• **WHAT IS NEEDED**
Exclude the pictures, then copy all remaining records exactly.

• **RECORDED INFORMATION**
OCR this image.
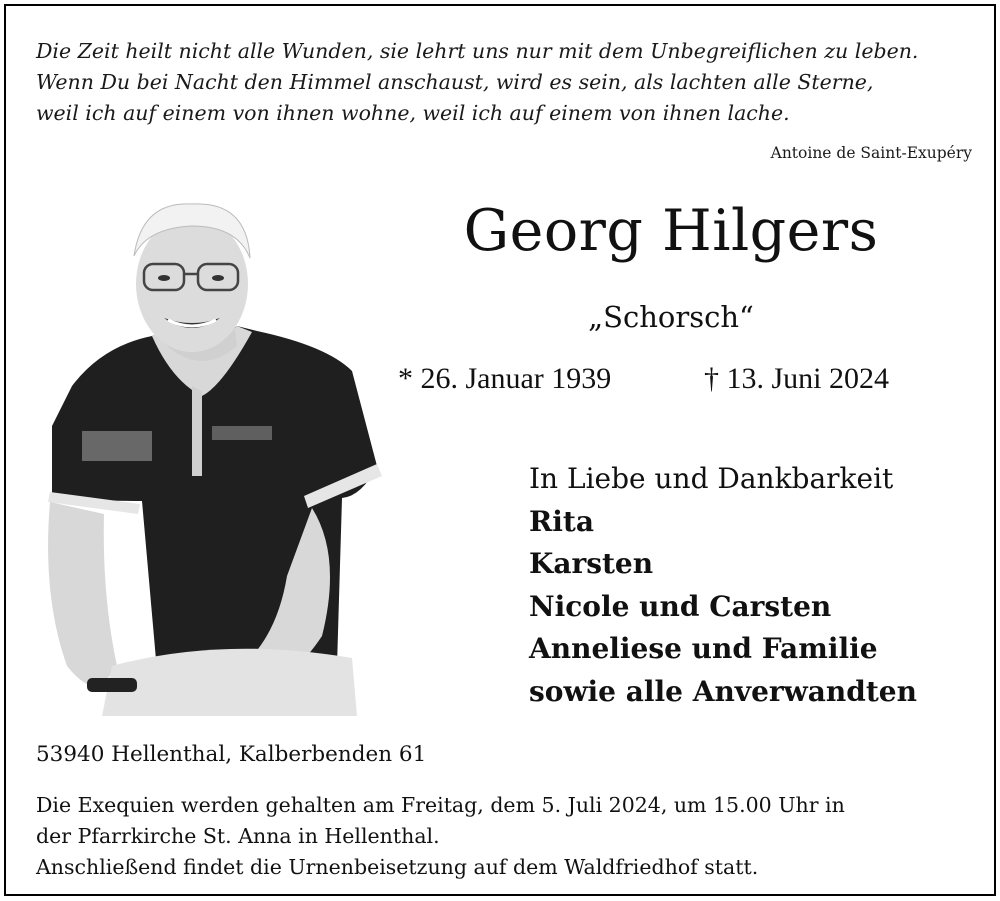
Die Zeit heilt nicht alle Wunden, sie lehrt uns nur mit dem Unbegreiflichen zu leben.
Wenn Du bei Nacht den Himmel anschaust, wird es sein, als lachten alle Sterne,
weil ich auf einem von ihnen wohne, weil ich auf einem von ihnen lache.
Antoine de Saint-Exupéry
Georg Hilgers
„Schorsch“
* 26. Januar 1939	† 13. Juni 2024
In Liebe und Dankbarkeit
Rita
Karsten
Nicole und Carsten
Anneliese und Familie
sowie alle Anverwandten
53940 Hellenthal, Kalberbenden 61
Die Exequien werden gehalten am Freitag, dem 5. Juli 2024, um 15.00 Uhr in
der Pfarrkirche St. Anna in Hellenthal.
Anschließend findet die Urnenbeisetzung auf dem Waldfriedhof statt.
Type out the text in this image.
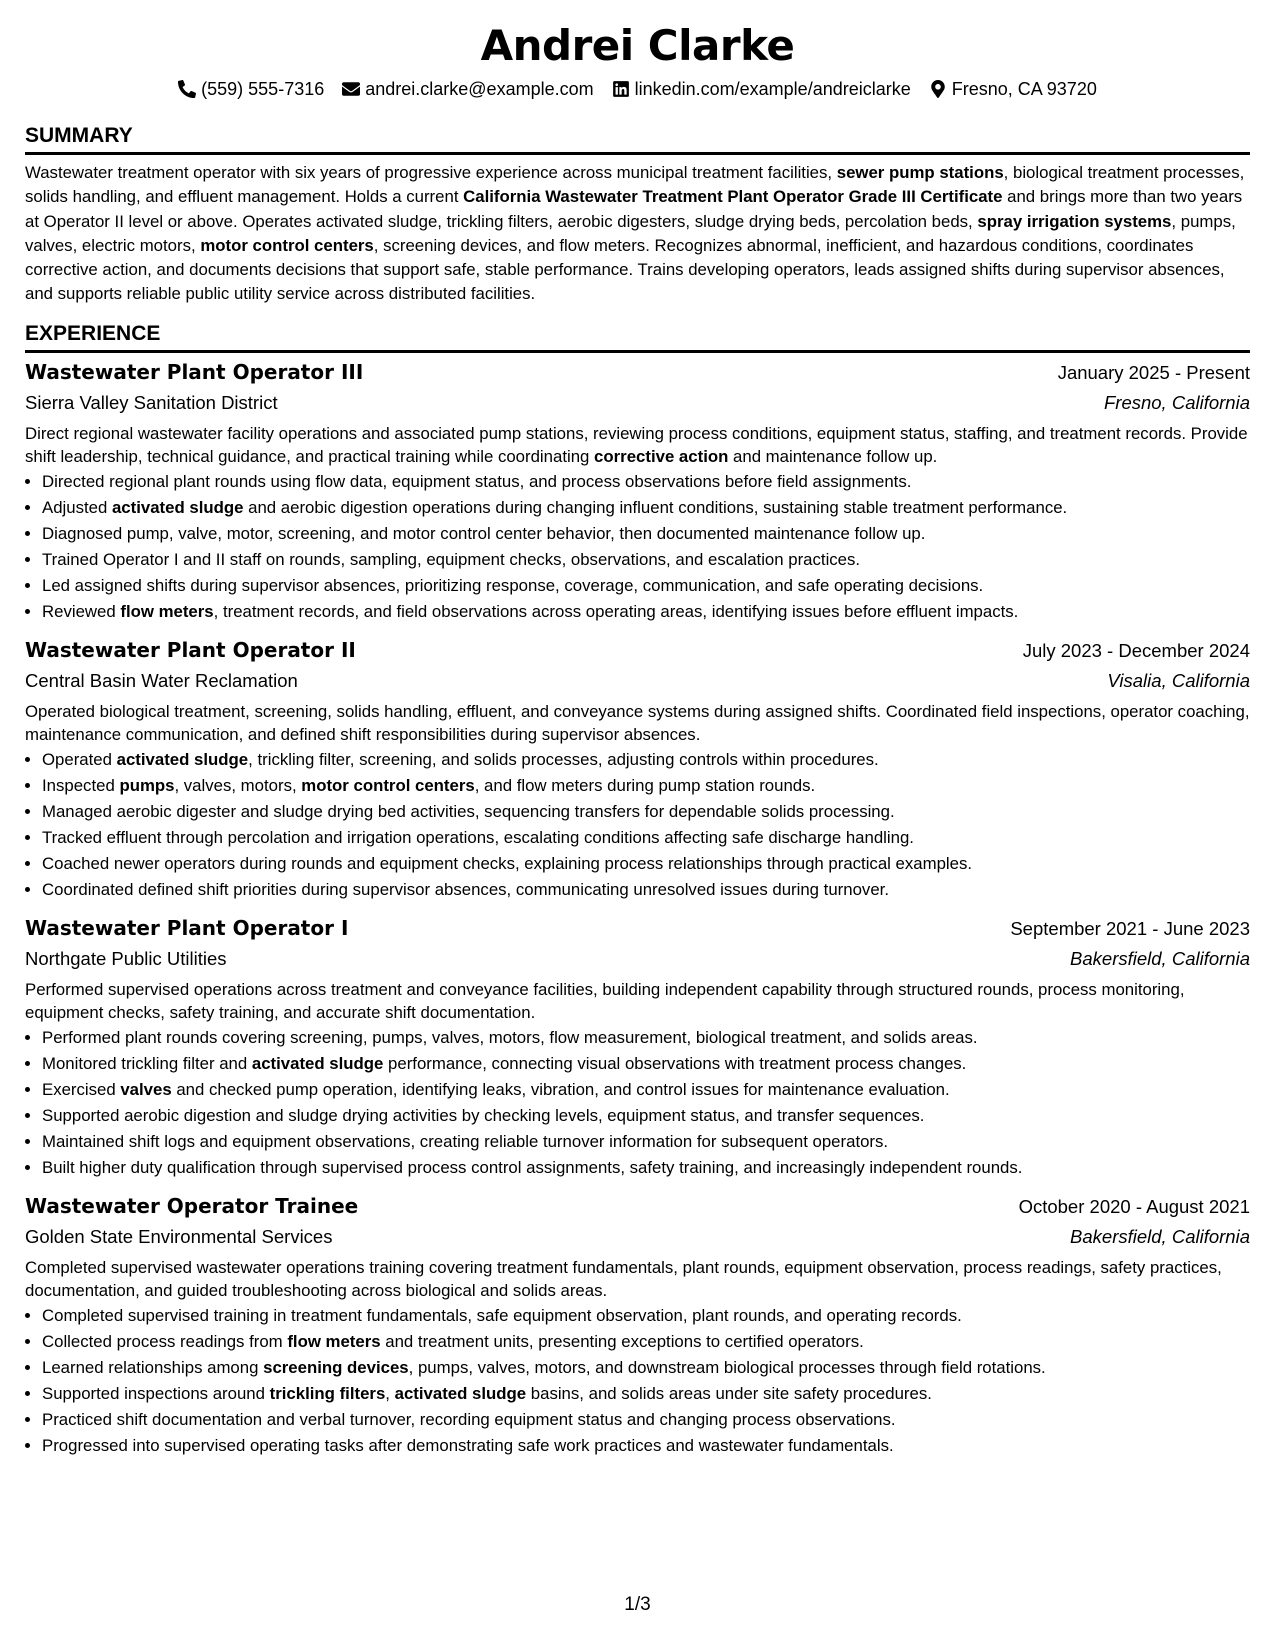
Andrei Clarke
(559) 555-7316 andrei.clarke@example.com linkedin.com/example/andreiclarke Fresno, CA 93720
SUMMARY

Wastewater treatment operator with six years of progressive experience across municipal treatment facilities, sewer pump stations, biological treatment processes, solids handling, and effluent management. Holds a current California Wastewater Treatment Plant Operator Grade III Certificate and brings more than two years at Operator II level or above. Operates activated sludge, trickling filters, aerobic digesters, sludge drying beds, percolation beds, spray irrigation systems, pumps, valves, electric motors, motor control centers, screening devices, and flow meters. Recognizes abnormal, inefficient, and hazardous conditions, coordinates corrective action, and documents decisions that support safe, stable performance. Trains developing operators, leads assigned shifts during supervisor absences, and supports reliable public utility service across distributed facilities.

EXPERIENCE
Wastewater Plant Operator III	January 2025 - Present
Sierra Valley Sanitation District	Fresno, California

Direct regional wastewater facility operations and associated pump stations, reviewing process conditions, equipment status, staffing, and treatment records. Provide shift leadership, technical guidance, and practical training while coordinating corrective action and maintenance follow up.

• Directed regional plant rounds using flow data, equipment status, and process observations before field assignments.
• Adjusted activated sludge and aerobic digestion operations during changing influent conditions, sustaining stable treatment performance.
• Diagnosed pump, valve, motor, screening, and motor control center behavior, then documented maintenance follow up.
• Trained Operator I and II staff on rounds, sampling, equipment checks, observations, and escalation practices.
• Led assigned shifts during supervisor absences, prioritizing response, coverage, communication, and safe operating decisions.
• Reviewed flow meters, treatment records, and field observations across operating areas, identifying issues before effluent impacts.
Wastewater Plant Operator II	July 2023 - December 2024
Central Basin Water Reclamation	Visalia, California

Operated biological treatment, screening, solids handling, effluent, and conveyance systems during assigned shifts. Coordinated field inspections, operator coaching, maintenance communication, and defined shift responsibilities during supervisor absences.

• Operated activated sludge, trickling filter, screening, and solids processes, adjusting controls within procedures.
• Inspected pumps, valves, motors, motor control centers, and flow meters during pump station rounds.
• Managed aerobic digester and sludge drying bed activities, sequencing transfers for dependable solids processing.
• Tracked effluent through percolation and irrigation operations, escalating conditions affecting safe discharge handling.
• Coached newer operators during rounds and equipment checks, explaining process relationships through practical examples.
• Coordinated defined shift priorities during supervisor absences, communicating unresolved issues during turnover.
Wastewater Plant Operator I	September 2021 - June 2023
Northgate Public Utilities	Bakersfield, California

Performed supervised operations across treatment and conveyance facilities, building independent capability through structured rounds, process monitoring, equipment checks, safety training, and accurate shift documentation.

• Performed plant rounds covering screening, pumps, valves, motors, flow measurement, biological treatment, and solids areas.
• Monitored trickling filter and activated sludge performance, connecting visual observations with treatment process changes.
• Exercised valves and checked pump operation, identifying leaks, vibration, and control issues for maintenance evaluation.
• Supported aerobic digestion and sludge drying activities by checking levels, equipment status, and transfer sequences.
• Maintained shift logs and equipment observations, creating reliable turnover information for subsequent operators.
• Built higher duty qualification through supervised process control assignments, safety training, and increasingly independent rounds.
Wastewater Operator Trainee	October 2020 - August 2021
Golden State Environmental Services	Bakersfield, California

Completed supervised wastewater operations training covering treatment fundamentals, plant rounds, equipment observation, process readings, safety practices, documentation, and guided troubleshooting across biological and solids areas.

• Completed supervised training in treatment fundamentals, safe equipment observation, plant rounds, and operating records.
• Collected process readings from flow meters and treatment units, presenting exceptions to certified operators.
• Learned relationships among screening devices, pumps, valves, motors, and downstream biological processes through field rotations.
• Supported inspections around trickling filters, activated sludge basins, and solids areas under site safety procedures.
• Practiced shift documentation and verbal turnover, recording equipment status and changing process observations.
• Progressed into supervised operating tasks after demonstrating safe work practices and wastewater fundamentals.
1/3
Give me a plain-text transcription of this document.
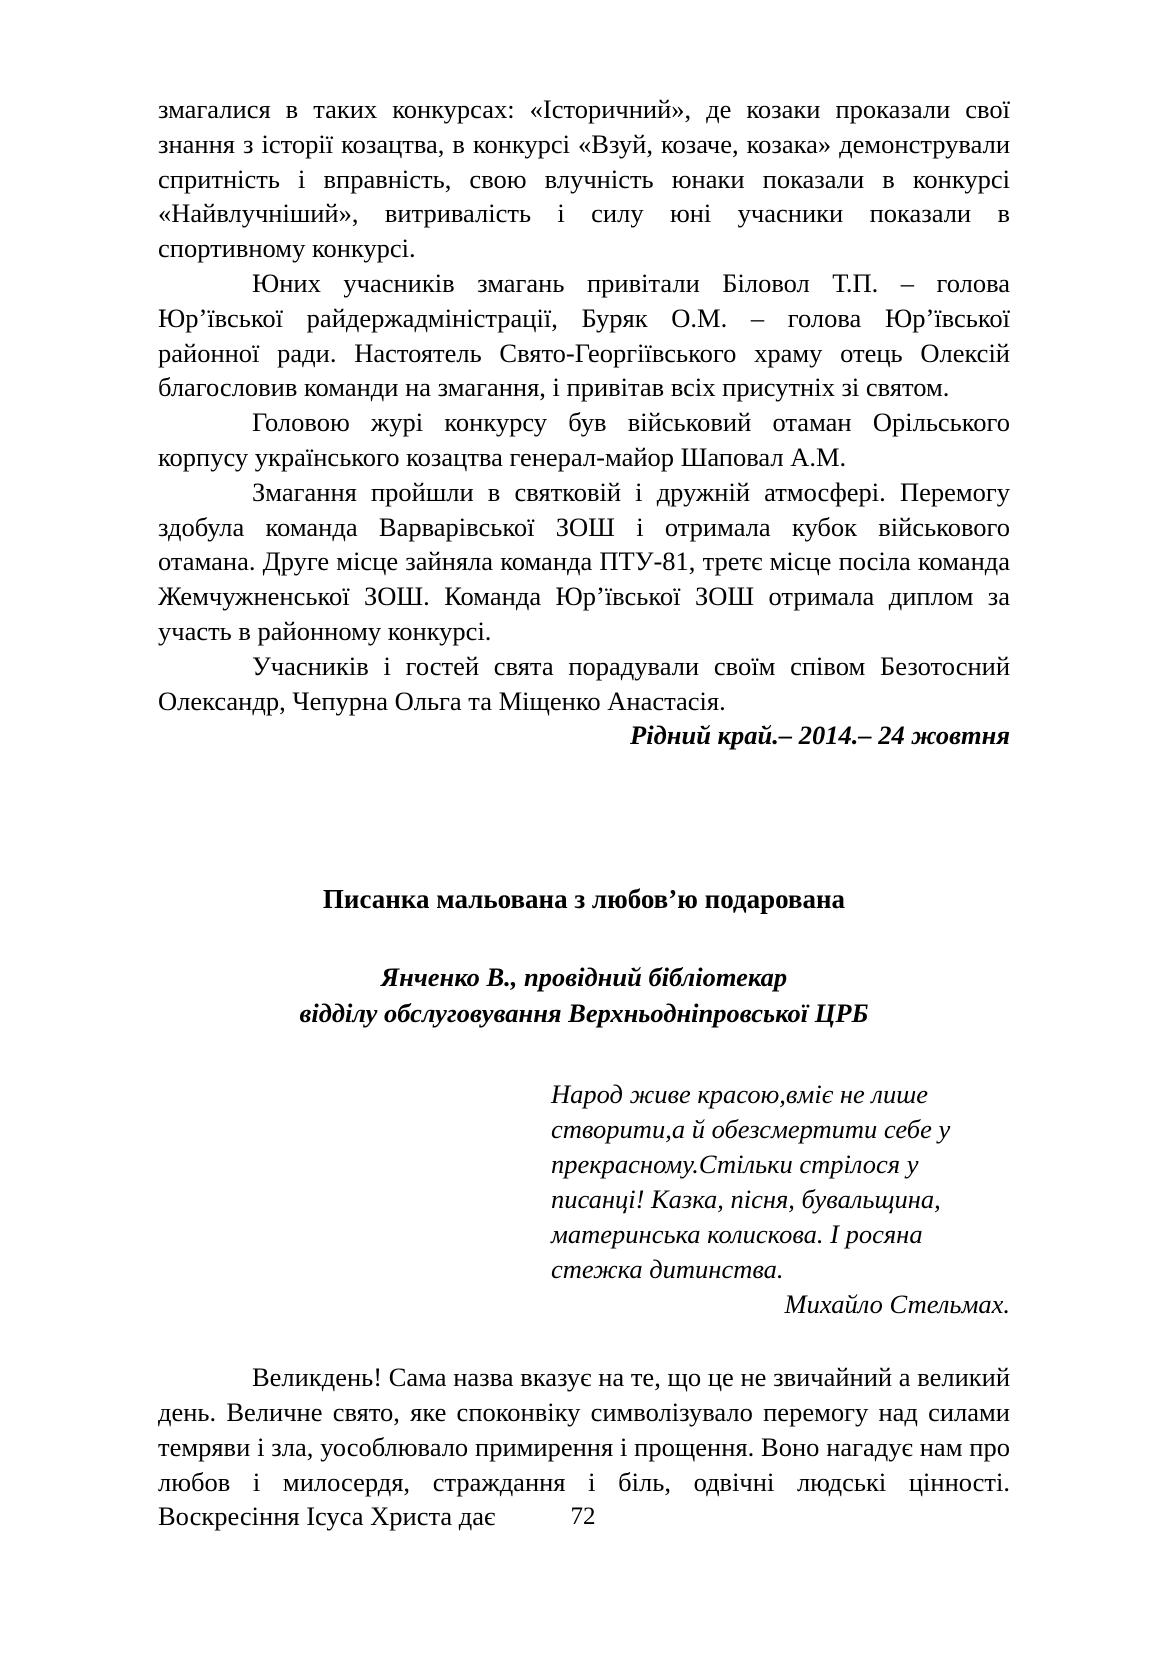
змагалися в таких конкурсах: «Історичний», де козаки проказали свої знання з історії козацтва, в конкурсі «Взуй, козаче, козака» демонстрували спритність і вправність, свою влучність юнаки показали в конкурсі «Найвлучніший», витривалість і силу юні учасники показали в спортивному конкурсі.

Юних учасників змагань привітали Біловол Т.П. – голова Юр’ївської райдержадміністрації, Буряк О.М. – голова Юр’ївської районної ради. Настоятель Свято-Георгіївського храму отець Олексій благословив команди на змагання, і привітав всіх присутніх зі святом.

Головою журі конкурсу був військовий отаман Орільського корпусу українського козацтва генерал-майор Шаповал А.М.

Змагання пройшли в святковій і дружній атмосфері. Перемогу здобула команда Варварівської ЗОШ і отримала кубок військового отамана. Друге місце зайняла команда ПТУ-81, третє місце посіла команда Жемчужненської ЗОШ. Команда Юр’ївської ЗОШ отримала диплом за участь в районному конкурсі.

Учасників і гостей свята порадували своїм співом Безотосний Олександр, Чепурна Ольга та Міщенко Анастасія.

Рідний край.– 2014.– 24 жовтня

Писанка мальована з любов’ю подарована
Янченко В., провідний бібліотекар
відділу обслуговування Верхньодніпровської ЦРБ

Народ живе красою,вміє не лише створити,а й обезсмертити себе у прекрасному.Стільки стрілося у писанці! Казка, пісня, бувальщина, материнська колискова. І росяна стежка дитинства.

Михайло Стельмах.

Великдень! Сама назва вказує на те, що це не звичайний а великий день. Величне свято, яке споконвіку символізувало перемогу над силами темряви і зла, уособлювало примирення і прощення. Воно нагадує нам про любов і милосердя, страждання і біль, одвічні людські цінності. Воскресіння Ісуса Христа дає	72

• **ANSWER TO THE PROBLEM**
OCR this image.
Die Zeit heilt nicht alle Wunden, sie lehrt uns nur mit dem Unbegreiflichen zu leben.
Wenn Du bei Nacht den Himmel anschaust, wird es sein, als lachten alle Sterne,
weil ich auf einem von ihnen wohne, weil ich auf einem von ihnen lache.
Antoine de Saint-Exupéry
Georg Hilgers
„Schorsch“
* 26. Januar 1939	† 13. Juni 2024
In Liebe und Dankbarkeit
Rita
Karsten
Nicole und Carsten
Anneliese und Familie
sowie alle Anverwandten
53940 Hellenthal, Kalberbenden 61
Die Exequien werden gehalten am Freitag, dem 5. Juli 2024, um 15.00 Uhr in
der Pfarrkirche St. Anna in Hellenthal.
Anschließend findet die Urnenbeisetzung auf dem Waldfriedhof statt.
Type out the text in this image.
Andrei Clarke
(559) 555-7316 andrei.clarke@example.com linkedin.com/example/andreiclarke Fresno, CA 93720
SUMMARY

Wastewater treatment operator with six years of progressive experience across municipal treatment facilities, sewer pump stations, biological treatment processes, solids handling, and effluent management. Holds a current California Wastewater Treatment Plant Operator Grade III Certificate and brings more than two years at Operator II level or above. Operates activated sludge, trickling filters, aerobic digesters, sludge drying beds, percolation beds, spray irrigation systems, pumps, valves, electric motors, motor control centers, screening devices, and flow meters. Recognizes abnormal, inefficient, and hazardous conditions, coordinates corrective action, and documents decisions that support safe, stable performance. Trains developing operators, leads assigned shifts during supervisor absences, and supports reliable public utility service across distributed facilities.

EXPERIENCE
Wastewater Plant Operator III	January 2025 - Present
Sierra Valley Sanitation District	Fresno, California

Direct regional wastewater facility operations and associated pump stations, reviewing process conditions, equipment status, staffing, and treatment records. Provide shift leadership, technical guidance, and practical training while coordinating corrective action and maintenance follow up.

• Directed regional plant rounds using flow data, equipment status, and process observations before field assignments.
• Adjusted activated sludge and aerobic digestion operations during changing influent conditions, sustaining stable treatment performance.
• Diagnosed pump, valve, motor, screening, and motor control center behavior, then documented maintenance follow up.
• Trained Operator I and II staff on rounds, sampling, equipment checks, observations, and escalation practices.
• Led assigned shifts during supervisor absences, prioritizing response, coverage, communication, and safe operating decisions.
• Reviewed flow meters, treatment records, and field observations across operating areas, identifying issues before effluent impacts.
Wastewater Plant Operator II	July 2023 - December 2024
Central Basin Water Reclamation	Visalia, California

Operated biological treatment, screening, solids handling, effluent, and conveyance systems during assigned shifts. Coordinated field inspections, operator coaching, maintenance communication, and defined shift responsibilities during supervisor absences.

• Operated activated sludge, trickling filter, screening, and solids processes, adjusting controls within procedures.
• Inspected pumps, valves, motors, motor control centers, and flow meters during pump station rounds.
• Managed aerobic digester and sludge drying bed activities, sequencing transfers for dependable solids processing.
• Tracked effluent through percolation and irrigation operations, escalating conditions affecting safe discharge handling.
• Coached newer operators during rounds and equipment checks, explaining process relationships through practical examples.
• Coordinated defined shift priorities during supervisor absences, communicating unresolved issues during turnover.
Wastewater Plant Operator I	September 2021 - June 2023
Northgate Public Utilities	Bakersfield, California

Performed supervised operations across treatment and conveyance facilities, building independent capability through structured rounds, process monitoring, equipment checks, safety training, and accurate shift documentation.

• Performed plant rounds covering screening, pumps, valves, motors, flow measurement, biological treatment, and solids areas.
• Monitored trickling filter and activated sludge performance, connecting visual observations with treatment process changes.
• Exercised valves and checked pump operation, identifying leaks, vibration, and control issues for maintenance evaluation.
• Supported aerobic digestion and sludge drying activities by checking levels, equipment status, and transfer sequences.
• Maintained shift logs and equipment observations, creating reliable turnover information for subsequent operators.
• Built higher duty qualification through supervised process control assignments, safety training, and increasingly independent rounds.
Wastewater Operator Trainee	October 2020 - August 2021
Golden State Environmental Services	Bakersfield, California

Completed supervised wastewater operations training covering treatment fundamentals, plant rounds, equipment observation, process readings, safety practices, documentation, and guided troubleshooting across biological and solids areas.

• Completed supervised training in treatment fundamentals, safe equipment observation, plant rounds, and operating records.
• Collected process readings from flow meters and treatment units, presenting exceptions to certified operators.
• Learned relationships among screening devices, pumps, valves, motors, and downstream biological processes through field rotations.
• Supported inspections around trickling filters, activated sludge basins, and solids areas under site safety procedures.
• Practiced shift documentation and verbal turnover, recording equipment status and changing process observations.
• Progressed into supervised operating tasks after demonstrating safe work practices and wastewater fundamentals.
1/3
Give me a plain-text transcription of this document.
змагалися в таких конкурсах: «Історичний», де козаки проказали свої знання з історії козацтва, в конкурсі «Взуй, козаче, козака» демонстрували спритність і вправність, свою влучність юнаки показали в конкурсі «Найвлучніший», витривалість і силу юні учасники показали в спортивному конкурсі.

Юних учасників змагань привітали Біловол Т.П. – голова Юр’ївської райдержадміністрації, Буряк О.М. – голова Юр’ївської районної ради. Настоятель Свято-Георгіївського храму отець Олексій благословив команди на змагання, і привітав всіх присутніх зі святом.

Головою журі конкурсу був військовий отаман Орільського корпусу українського козацтва генерал-майор Шаповал А.М.

Змагання пройшли в святковій і дружній атмосфері. Перемогу здобула команда Варварівської ЗОШ і отримала кубок військового отамана. Друге місце зайняла команда ПТУ-81, третє місце посіла команда Жемчужненської ЗОШ. Команда Юр’ївської ЗОШ отримала диплом за участь в районному конкурсі.

Учасників і гостей свята порадували своїм співом Безотосний Олександр, Чепурна Ольга та Міщенко Анастасія.

Рідний край.– 2014.– 24 жовтня

Писанка мальована з любов’ю подарована
Янченко В., провідний бібліотекар
відділу обслуговування Верхньодніпровської ЦРБ

Народ живе красою,вміє не лише створити,а й обезсмертити себе у прекрасному.Стільки стрілося у писанці! Казка, пісня, бувальщина, материнська колискова. І росяна стежка дитинства.

Михайло Стельмах.

Великдень! Сама назва вказує на те, що це не звичайний а великий день. Величне свято, яке споконвіку символізувало перемогу над силами темряви і зла, уособлювало примирення і прощення. Воно нагадує нам про любов і милосердя, страждання і біль, одвічні людські цінності. Воскресіння Ісуса Христа дає	72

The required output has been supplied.